_Directive_: Collect from the data below each line with "изделия".

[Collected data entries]
++++++++

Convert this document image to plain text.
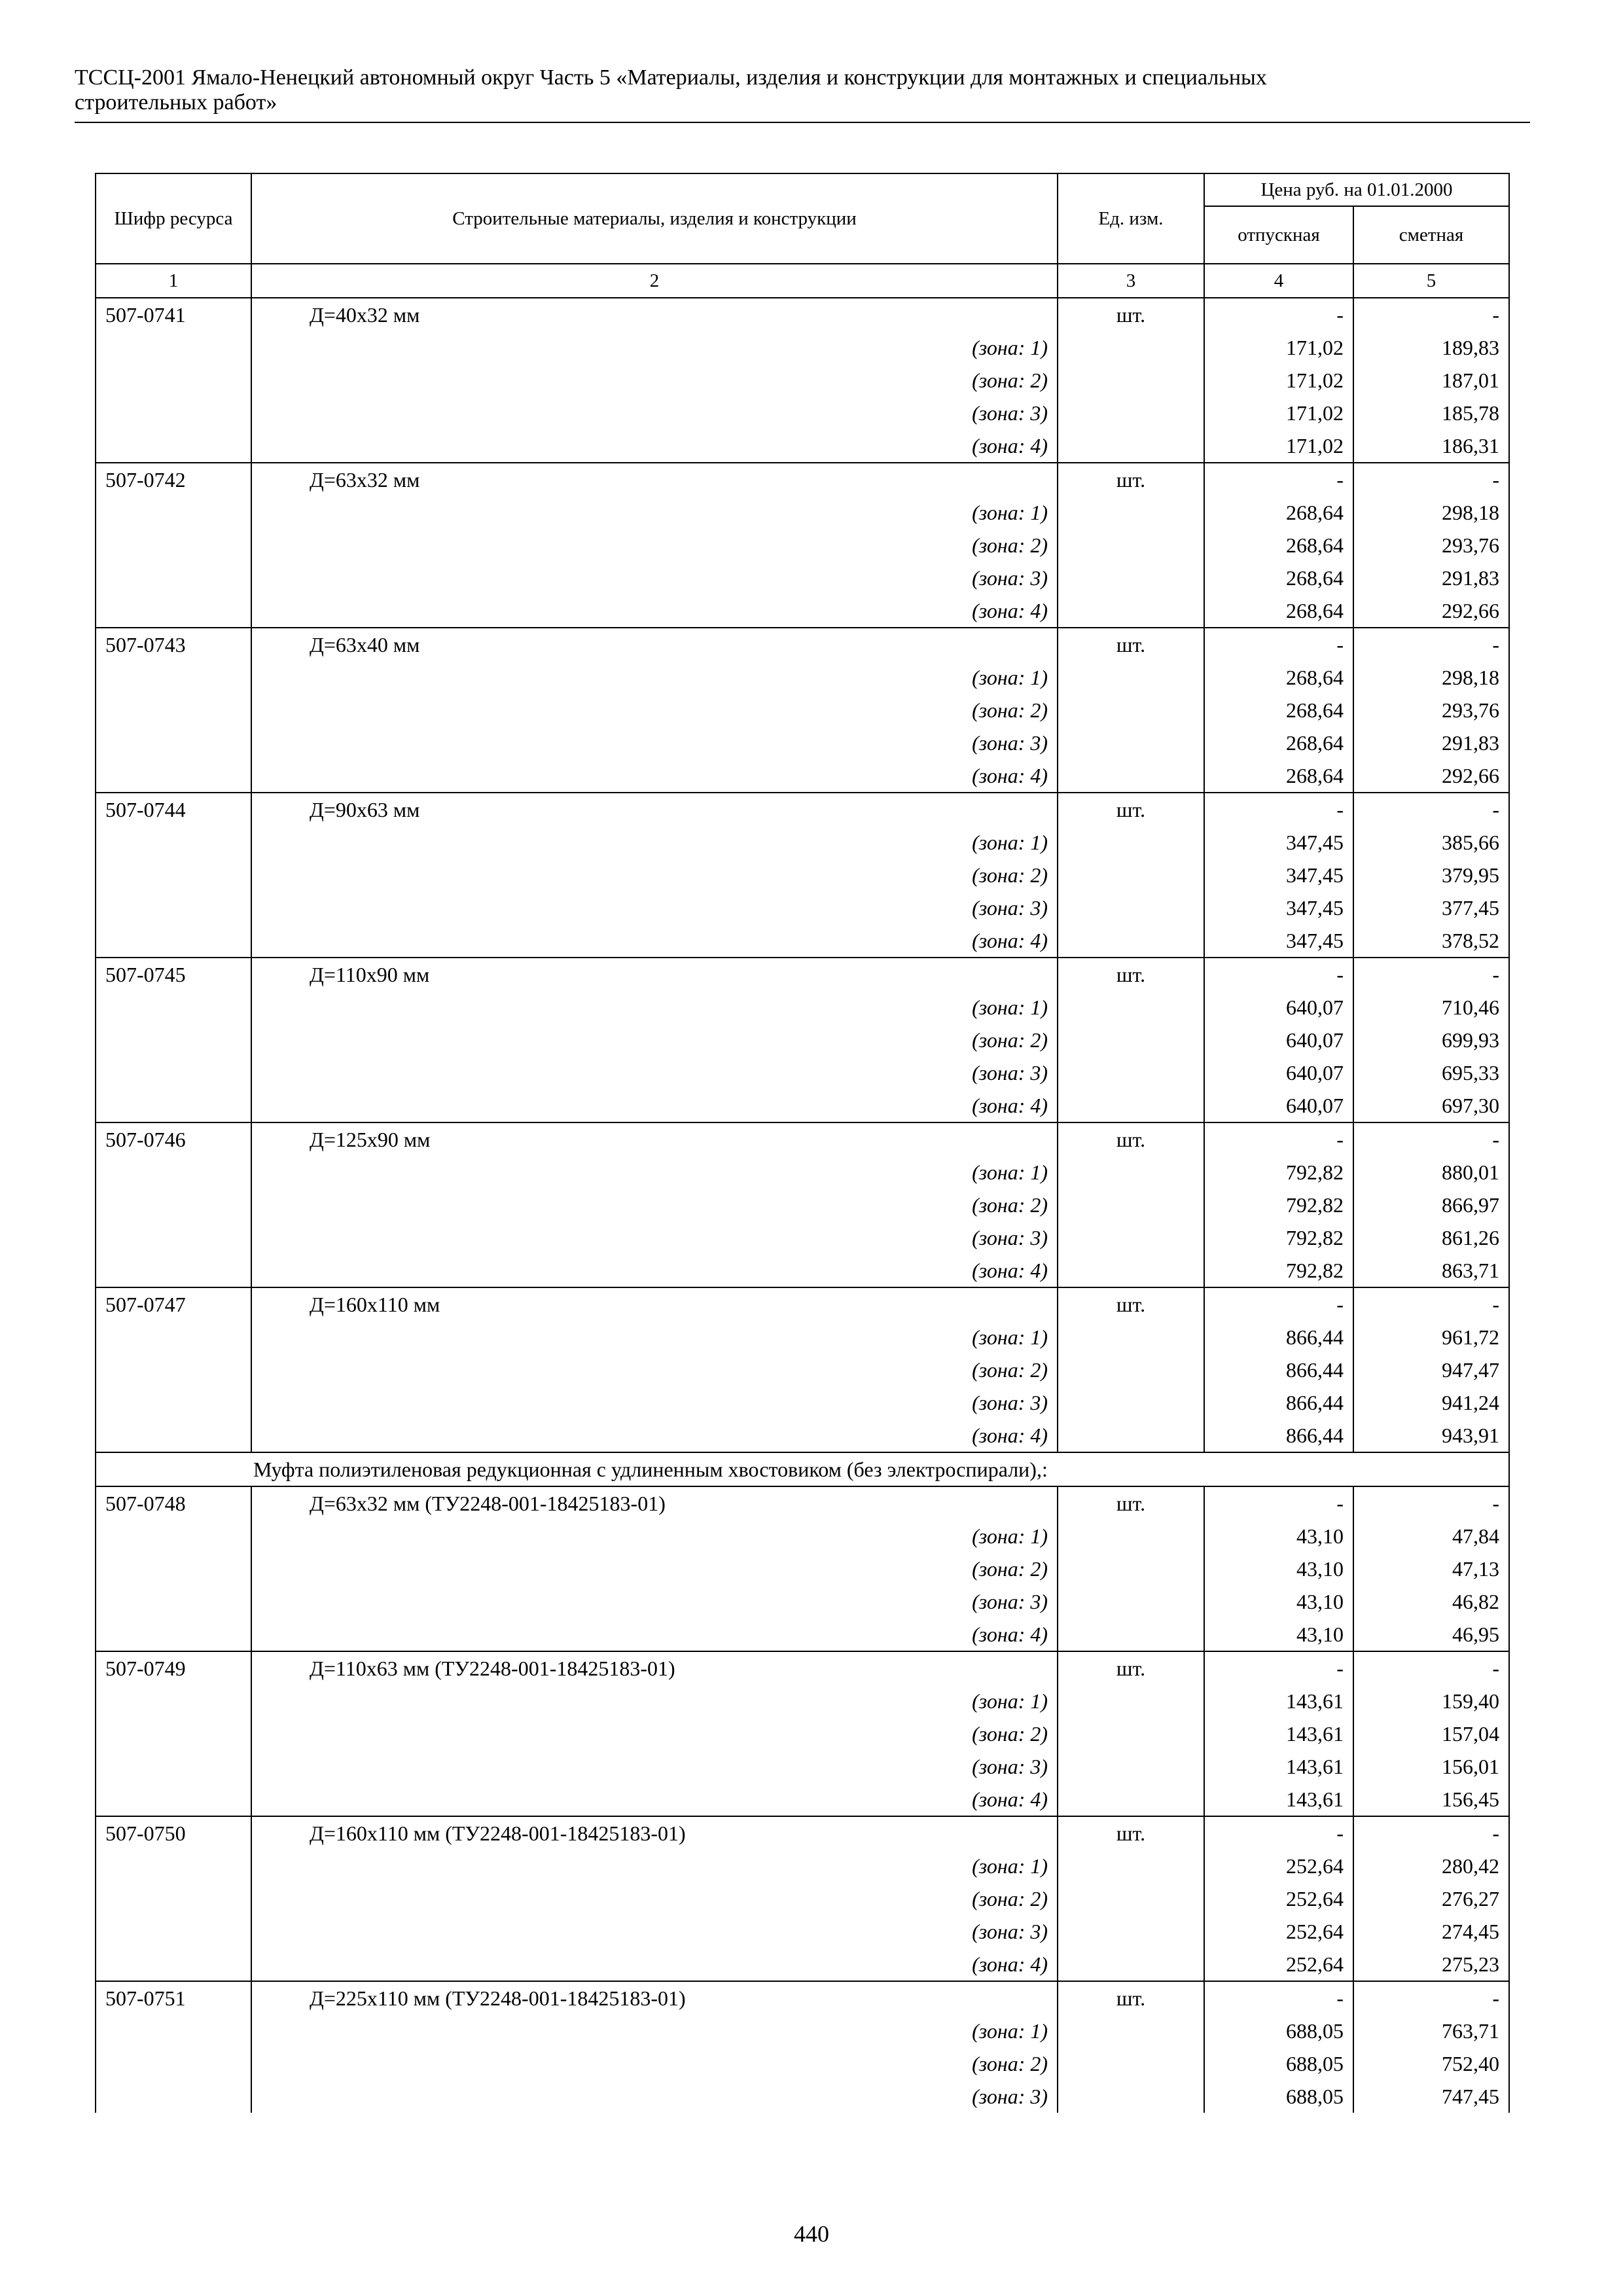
ТССЦ-2001 Ямало-Ненецкий автономный округ Часть 5 «Материалы, изделия и конструкции для монтажных и специальных
строительных работ»
Шифр ресурса	Строительные материалы, изделия и конструкции	Ед. изм.	Цена руб. на 01.01.2000	
			отпускная	сметная
1	2	3	4	5
507-0741	Д=40х32 мм	шт.	-	-
	(зона: 1)		171,02	189,83
	(зона: 2)		171,02	187,01
	(зона: 3)		171,02	185,78
	(зона: 4)		171,02	186,31
507-0742	Д=63х32 мм	шт.	-	-
	(зона: 1)		268,64	298,18
	(зона: 2)		268,64	293,76
	(зона: 3)		268,64	291,83
	(зона: 4)		268,64	292,66
507-0743	Д=63х40 мм	шт.	-	-
	(зона: 1)		268,64	298,18
	(зона: 2)		268,64	293,76
	(зона: 3)		268,64	291,83
	(зона: 4)		268,64	292,66
507-0744	Д=90х63 мм	шт.	-	-
	(зона: 1)		347,45	385,66
	(зона: 2)		347,45	379,95
	(зона: 3)		347,45	377,45
	(зона: 4)		347,45	378,52
507-0745	Д=110х90 мм	шт.	-	-
	(зона: 1)		640,07	710,46
	(зона: 2)		640,07	699,93
	(зона: 3)		640,07	695,33
	(зона: 4)		640,07	697,30
507-0746	Д=125х90 мм	шт.	-	-
	(зона: 1)		792,82	880,01
	(зона: 2)		792,82	866,97
	(зона: 3)		792,82	861,26
	(зона: 4)		792,82	863,71
507-0747	Д=160х110 мм	шт.	-	-
	(зона: 1)		866,44	961,72
	(зона: 2)		866,44	947,47
	(зона: 3)		866,44	941,24
	(зона: 4)		866,44	943,91
Муфта полиэтиленовая редукционная с удлиненным хвостовиком (без электроспирали),:				
507-0748	Д=63х32 мм (ТУ2248-001-18425183-01)	шт.	-	-
	(зона: 1)		43,10	47,84
	(зона: 2)		43,10	47,13
	(зона: 3)		43,10	46,82
	(зона: 4)		43,10	46,95
507-0749	Д=110х63 мм (ТУ2248-001-18425183-01)	шт.	-	-
	(зона: 1)		143,61	159,40
	(зона: 2)		143,61	157,04
	(зона: 3)		143,61	156,01
	(зона: 4)		143,61	156,45
507-0750	Д=160х110 мм (ТУ2248-001-18425183-01)	шт.	-	-
	(зона: 1)		252,64	280,42
	(зона: 2)		252,64	276,27
	(зона: 3)		252,64	274,45
	(зона: 4)		252,64	275,23
507-0751	Д=225х110 мм (ТУ2248-001-18425183-01)	шт.	-	-
	(зона: 1)		688,05	763,71
	(зона: 2)		688,05	752,40
	(зона: 3)		688,05	747,45
440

++++++++

_Result of this exercise_:
ТССЦ-2001 Ямало-Ненецкий автономный округ Часть 5 «Материалы, изделия и конструкции для монтажных и специальных
Шифр ресурса	Строительные материалы, изделия и конструкции	Ед. изм.	Цена руб. на 01.01.2000	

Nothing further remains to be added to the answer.